─── RAW RECORDS ───
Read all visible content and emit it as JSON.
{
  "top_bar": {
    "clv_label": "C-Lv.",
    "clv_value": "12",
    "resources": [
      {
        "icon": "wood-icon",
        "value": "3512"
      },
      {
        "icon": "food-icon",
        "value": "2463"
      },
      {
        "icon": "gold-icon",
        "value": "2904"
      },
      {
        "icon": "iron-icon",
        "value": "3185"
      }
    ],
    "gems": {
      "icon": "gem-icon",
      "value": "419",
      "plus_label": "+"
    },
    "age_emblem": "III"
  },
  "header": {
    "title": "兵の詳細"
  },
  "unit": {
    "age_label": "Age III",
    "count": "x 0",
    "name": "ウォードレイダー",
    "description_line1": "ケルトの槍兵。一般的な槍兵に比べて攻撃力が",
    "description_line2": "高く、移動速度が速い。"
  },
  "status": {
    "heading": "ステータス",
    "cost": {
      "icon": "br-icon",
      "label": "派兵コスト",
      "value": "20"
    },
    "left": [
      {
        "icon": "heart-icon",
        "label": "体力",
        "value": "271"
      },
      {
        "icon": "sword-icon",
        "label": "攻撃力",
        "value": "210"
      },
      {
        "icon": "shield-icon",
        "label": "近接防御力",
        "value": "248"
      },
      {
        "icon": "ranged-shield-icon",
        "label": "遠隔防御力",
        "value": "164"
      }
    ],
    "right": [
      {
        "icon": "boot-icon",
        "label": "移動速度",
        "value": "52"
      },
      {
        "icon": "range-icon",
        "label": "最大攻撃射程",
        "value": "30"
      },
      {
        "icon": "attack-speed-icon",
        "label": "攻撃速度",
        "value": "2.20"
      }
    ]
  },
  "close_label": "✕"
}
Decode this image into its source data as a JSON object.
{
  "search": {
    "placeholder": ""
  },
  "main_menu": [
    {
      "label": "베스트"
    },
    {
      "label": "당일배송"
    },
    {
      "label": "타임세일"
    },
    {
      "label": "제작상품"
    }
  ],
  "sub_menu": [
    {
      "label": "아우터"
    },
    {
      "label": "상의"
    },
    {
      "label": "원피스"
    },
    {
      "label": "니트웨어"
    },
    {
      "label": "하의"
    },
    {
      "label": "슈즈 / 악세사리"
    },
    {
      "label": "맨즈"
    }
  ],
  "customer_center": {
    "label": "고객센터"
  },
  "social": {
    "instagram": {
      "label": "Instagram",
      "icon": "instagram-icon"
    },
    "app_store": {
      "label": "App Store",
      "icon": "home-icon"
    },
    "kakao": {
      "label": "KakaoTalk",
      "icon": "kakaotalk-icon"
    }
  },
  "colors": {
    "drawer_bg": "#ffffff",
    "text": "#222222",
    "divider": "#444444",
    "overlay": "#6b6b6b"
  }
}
───
─── RAW RECORDS ───
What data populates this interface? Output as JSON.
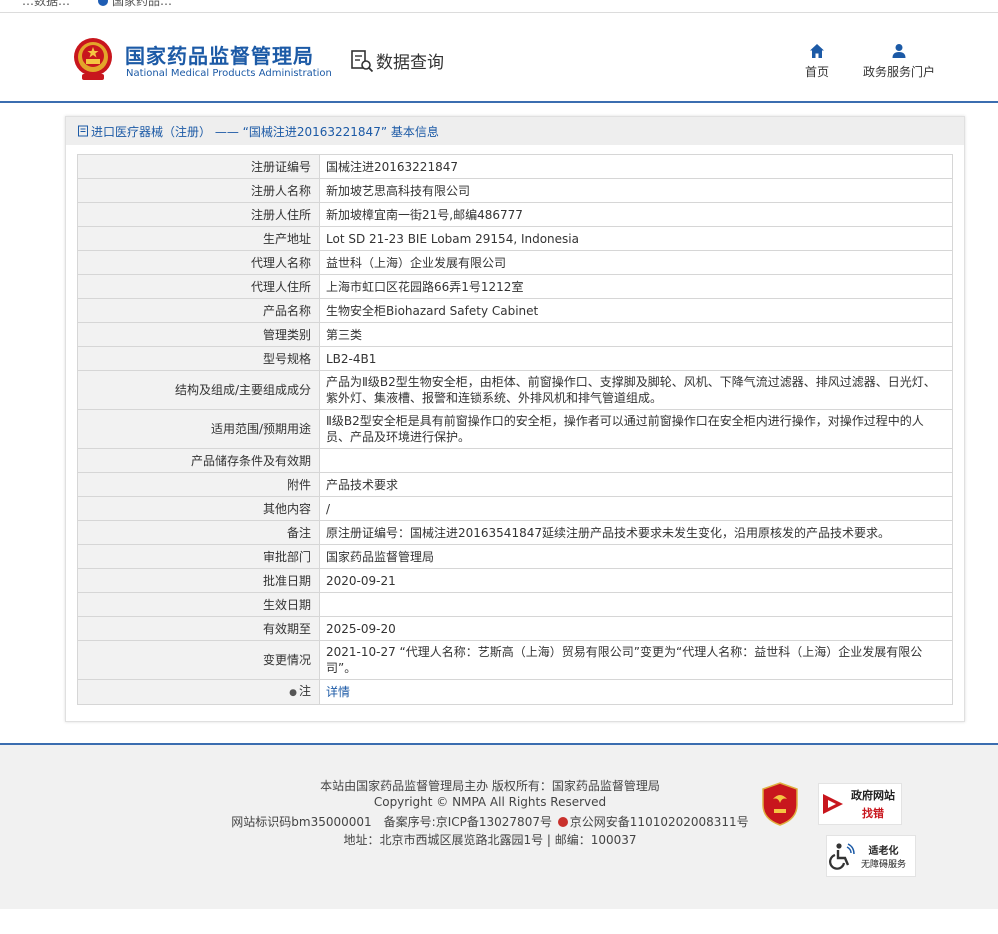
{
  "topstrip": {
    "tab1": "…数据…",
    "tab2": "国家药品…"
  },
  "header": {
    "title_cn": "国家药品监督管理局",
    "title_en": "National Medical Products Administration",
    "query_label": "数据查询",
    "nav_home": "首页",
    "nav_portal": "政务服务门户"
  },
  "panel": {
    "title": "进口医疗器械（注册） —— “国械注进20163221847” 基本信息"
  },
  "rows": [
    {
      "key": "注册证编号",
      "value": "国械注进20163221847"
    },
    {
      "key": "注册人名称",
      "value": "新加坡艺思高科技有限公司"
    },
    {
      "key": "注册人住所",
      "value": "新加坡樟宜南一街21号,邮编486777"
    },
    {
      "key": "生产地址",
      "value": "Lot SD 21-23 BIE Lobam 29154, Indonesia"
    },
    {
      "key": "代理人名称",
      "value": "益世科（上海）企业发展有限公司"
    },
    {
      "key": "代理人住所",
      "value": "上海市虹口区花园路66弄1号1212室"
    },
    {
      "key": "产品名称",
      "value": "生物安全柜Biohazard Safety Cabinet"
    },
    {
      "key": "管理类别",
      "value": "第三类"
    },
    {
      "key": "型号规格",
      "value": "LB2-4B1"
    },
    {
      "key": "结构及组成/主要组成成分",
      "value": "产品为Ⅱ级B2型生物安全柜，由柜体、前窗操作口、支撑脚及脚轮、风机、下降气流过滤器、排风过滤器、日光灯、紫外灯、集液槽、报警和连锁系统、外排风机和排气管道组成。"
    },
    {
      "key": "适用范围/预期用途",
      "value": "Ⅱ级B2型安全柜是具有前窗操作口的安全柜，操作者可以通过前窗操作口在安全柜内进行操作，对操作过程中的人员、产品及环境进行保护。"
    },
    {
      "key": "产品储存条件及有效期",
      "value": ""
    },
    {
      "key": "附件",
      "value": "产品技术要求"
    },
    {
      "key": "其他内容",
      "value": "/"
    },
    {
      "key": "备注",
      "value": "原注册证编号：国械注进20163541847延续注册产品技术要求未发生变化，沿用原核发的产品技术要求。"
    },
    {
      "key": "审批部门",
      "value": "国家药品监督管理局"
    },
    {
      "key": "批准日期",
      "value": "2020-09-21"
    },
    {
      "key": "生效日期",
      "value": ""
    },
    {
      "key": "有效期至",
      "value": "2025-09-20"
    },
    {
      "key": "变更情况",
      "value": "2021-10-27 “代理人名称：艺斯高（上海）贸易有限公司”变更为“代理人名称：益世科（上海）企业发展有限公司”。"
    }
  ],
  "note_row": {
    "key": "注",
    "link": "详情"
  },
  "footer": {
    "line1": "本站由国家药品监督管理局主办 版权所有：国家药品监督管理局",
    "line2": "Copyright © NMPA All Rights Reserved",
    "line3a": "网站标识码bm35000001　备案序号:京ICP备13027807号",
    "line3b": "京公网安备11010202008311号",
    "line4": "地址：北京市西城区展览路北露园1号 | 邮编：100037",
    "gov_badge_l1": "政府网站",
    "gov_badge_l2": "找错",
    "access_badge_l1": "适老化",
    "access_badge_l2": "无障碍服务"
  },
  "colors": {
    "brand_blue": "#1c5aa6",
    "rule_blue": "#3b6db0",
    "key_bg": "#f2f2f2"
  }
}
───
─── RAW RECORDS ───
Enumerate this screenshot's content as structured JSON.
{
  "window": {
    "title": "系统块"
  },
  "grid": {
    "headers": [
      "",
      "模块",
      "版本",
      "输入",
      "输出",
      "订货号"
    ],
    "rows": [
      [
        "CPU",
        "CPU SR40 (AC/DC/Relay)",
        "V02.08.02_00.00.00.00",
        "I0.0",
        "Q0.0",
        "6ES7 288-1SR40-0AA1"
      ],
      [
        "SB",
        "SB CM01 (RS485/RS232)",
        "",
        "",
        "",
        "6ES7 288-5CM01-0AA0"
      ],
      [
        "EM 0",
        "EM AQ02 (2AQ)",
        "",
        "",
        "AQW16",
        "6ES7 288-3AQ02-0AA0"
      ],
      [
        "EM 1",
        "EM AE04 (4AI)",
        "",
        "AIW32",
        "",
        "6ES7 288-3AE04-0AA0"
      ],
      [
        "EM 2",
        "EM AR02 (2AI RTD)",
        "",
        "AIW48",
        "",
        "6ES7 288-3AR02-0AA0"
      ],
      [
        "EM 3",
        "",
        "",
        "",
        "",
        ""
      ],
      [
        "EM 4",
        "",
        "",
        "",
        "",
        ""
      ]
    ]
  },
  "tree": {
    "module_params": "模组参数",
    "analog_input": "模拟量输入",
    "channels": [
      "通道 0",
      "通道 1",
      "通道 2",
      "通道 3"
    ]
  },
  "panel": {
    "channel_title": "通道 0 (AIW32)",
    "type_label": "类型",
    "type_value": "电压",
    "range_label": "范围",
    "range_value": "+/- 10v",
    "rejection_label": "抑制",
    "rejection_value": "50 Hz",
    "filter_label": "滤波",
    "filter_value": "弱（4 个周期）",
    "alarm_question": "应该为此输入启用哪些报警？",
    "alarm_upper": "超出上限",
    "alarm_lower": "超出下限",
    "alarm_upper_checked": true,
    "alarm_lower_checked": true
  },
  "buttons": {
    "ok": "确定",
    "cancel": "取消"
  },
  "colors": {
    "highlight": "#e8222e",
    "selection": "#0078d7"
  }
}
───
▶ GIVEN PROBLEM:
Using the entries above, return each line that includes the word "shield".

▶ SOLUTION BELOW:
        "icon": "shield-icon",
        "icon": "ranged-shield-icon",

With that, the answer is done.